**EXTRAIT DU TEXTE**:
« Je suis la résurrection et la Vie »

Cinquième Dimanche de Carême
St Jean 11, 1—45

Dans l’Evangile d’aujourd’hui, nous découvrons la force et la grandeur de l’amour de Jésus. Malgré les menaces de mort qui pèsent sur lui, il décide de se rendre auprès de son ami Lazare. Il ne peut rester loin de ceux qui souffrent. Il y a déjà là une interpellation pour nous qui avons souvent tendance à nous détourner de la souffrance. Pensons à tous ces hommes, ces femmes et ces enfants qui sont écrasés par la guerre, la faim, la solitude, la tristesse. Pour eux, c’est comme une pierre froide qui les écrase.

Nous avons écouté ce dialogue qui nous dit toute la souffrance de Marthe quand elle s’adresse à Jésus : « Seigneur, si tu avais été là, mon frère ne serait pas mort ». Ce reproche est toujours d’actualité : « Si toi, Seigneur, tu avais été proche, ces malheurs ne seraient pas arrivés…. Ces exterminations n’auraient pas eu lieu… En fait, si nous lisons bien l’Evangile, nous découvrons une chose à laquelle personne ne pense : ce n’est pas Dieu qui s’est éloigné mais les hommes. Il n’y a que lui à leurs côtés. Et il pleure sur ses amis comme il pleura sur Lazare.

Mais se faire proche de toute cette souffrance, ce n’est pas facile. Nous avons entendu la réflexion des deux soeurs quand Jésus veut faire ouvrir le tombeau : « Seigneur, il sent déjà ; c’est le quatrième jour ». Oui, il sent déjà. C’est comme sentent les pauvres, comme sentent les camps de réfugiés rassemblés par centaine de milliers. Mais Jésus ne s’arrête pas. Son affection pour Lazare est plus forte que la résignation des deux soeurs. L’amour du Seigneur ne connaît pas de limite, pas même celle de la mort.

Voilà cette Bonne Nouvelle : la tombe n’est pas la demeure définitive des amis de Jésus. Lazare est appelé à venir dehors. Il a entendu la voix du Seigneur et il est sorti. En méditant sur cet Evangile, nous découvrons que Jésus ne s’adresse pas à un mort mais à un vivant. Ces bandelettes de Lazare sont le symbole de notre égoïsme, de notre froideur et de notre indifférence. C’est de cela que Jésus veut nous libérer. A travers cet évangile, il nous annonce un message de la plus haute importance : « Je suis la résurrection et la Vie ; celui qui croit en moi, même s’il meurt, vivra. »

**EXERCICES À RÉALISER**:
#1 Recopiez le passage de l'homélie situé entre « Nous avons écouté » et « pleura sur Lazare. », bornes incluses.
#2 Répondez aux questions suivantes à partir de l'homélie.
(a) Quel passage de l'Évangile est indiqué en tête de l'homélie ?
(b) Selon les deux sœurs, depuis combien de jours Lazare est-il au tombeau ?
(c) De quoi les bandelettes de Lazare sont-elles le symbole ?

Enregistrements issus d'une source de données
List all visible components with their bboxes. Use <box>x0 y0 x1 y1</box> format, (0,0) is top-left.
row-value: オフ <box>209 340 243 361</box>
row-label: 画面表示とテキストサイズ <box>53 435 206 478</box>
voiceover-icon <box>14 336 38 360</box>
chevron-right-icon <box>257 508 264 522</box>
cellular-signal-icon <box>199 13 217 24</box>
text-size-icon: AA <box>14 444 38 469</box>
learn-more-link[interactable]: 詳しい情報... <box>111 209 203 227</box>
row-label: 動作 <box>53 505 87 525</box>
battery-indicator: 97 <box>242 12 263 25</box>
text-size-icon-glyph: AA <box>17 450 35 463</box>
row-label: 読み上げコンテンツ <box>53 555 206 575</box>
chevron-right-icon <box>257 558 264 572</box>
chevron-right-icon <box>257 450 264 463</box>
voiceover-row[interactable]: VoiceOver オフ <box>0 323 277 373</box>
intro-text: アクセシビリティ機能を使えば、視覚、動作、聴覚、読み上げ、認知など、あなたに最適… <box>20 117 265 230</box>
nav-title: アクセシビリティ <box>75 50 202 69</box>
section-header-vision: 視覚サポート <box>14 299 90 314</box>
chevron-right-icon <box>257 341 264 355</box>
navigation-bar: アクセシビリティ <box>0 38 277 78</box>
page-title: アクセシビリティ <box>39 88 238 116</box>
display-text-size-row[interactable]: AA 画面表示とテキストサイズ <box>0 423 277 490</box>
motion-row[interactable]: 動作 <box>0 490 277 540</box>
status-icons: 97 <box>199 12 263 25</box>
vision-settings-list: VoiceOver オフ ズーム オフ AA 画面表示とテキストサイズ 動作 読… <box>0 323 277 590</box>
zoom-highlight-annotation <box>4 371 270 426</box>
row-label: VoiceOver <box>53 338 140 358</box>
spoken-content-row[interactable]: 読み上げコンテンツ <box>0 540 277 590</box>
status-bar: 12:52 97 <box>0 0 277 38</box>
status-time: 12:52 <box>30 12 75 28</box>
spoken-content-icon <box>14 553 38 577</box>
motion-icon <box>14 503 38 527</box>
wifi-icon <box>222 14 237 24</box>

**RÉPONSES PAR EXERCICE**:
#1
Nous avons écouté ce dialogue qui nous dit toute la souffrance de Marthe quand elle s’adresse à Jésus : « Seigneur, si tu avais été là, mon frère ne serait pas mort ». Ce reproche est toujours d’actualité : « Si toi, Seigneur, tu avais été proche, ces malheurs ne seraient pas arrivés…. Ces exterminations n’auraient pas eu lieu… En fait, si nous lisons bien l’Evangile, nous découvrons une chose à laquelle personne ne pense : ce n’est pas Dieu qui s’est éloigné mais les hommes. Il n’y a que lui à leurs côtés. Et il pleure sur ses amis comme il pleura sur Lazare.

#2
(a) Saint Jean 11, 1—45.
(b) C'est le quatrième jour.
(c) De notre égoïsme, de notre froideur et de notre indifférence.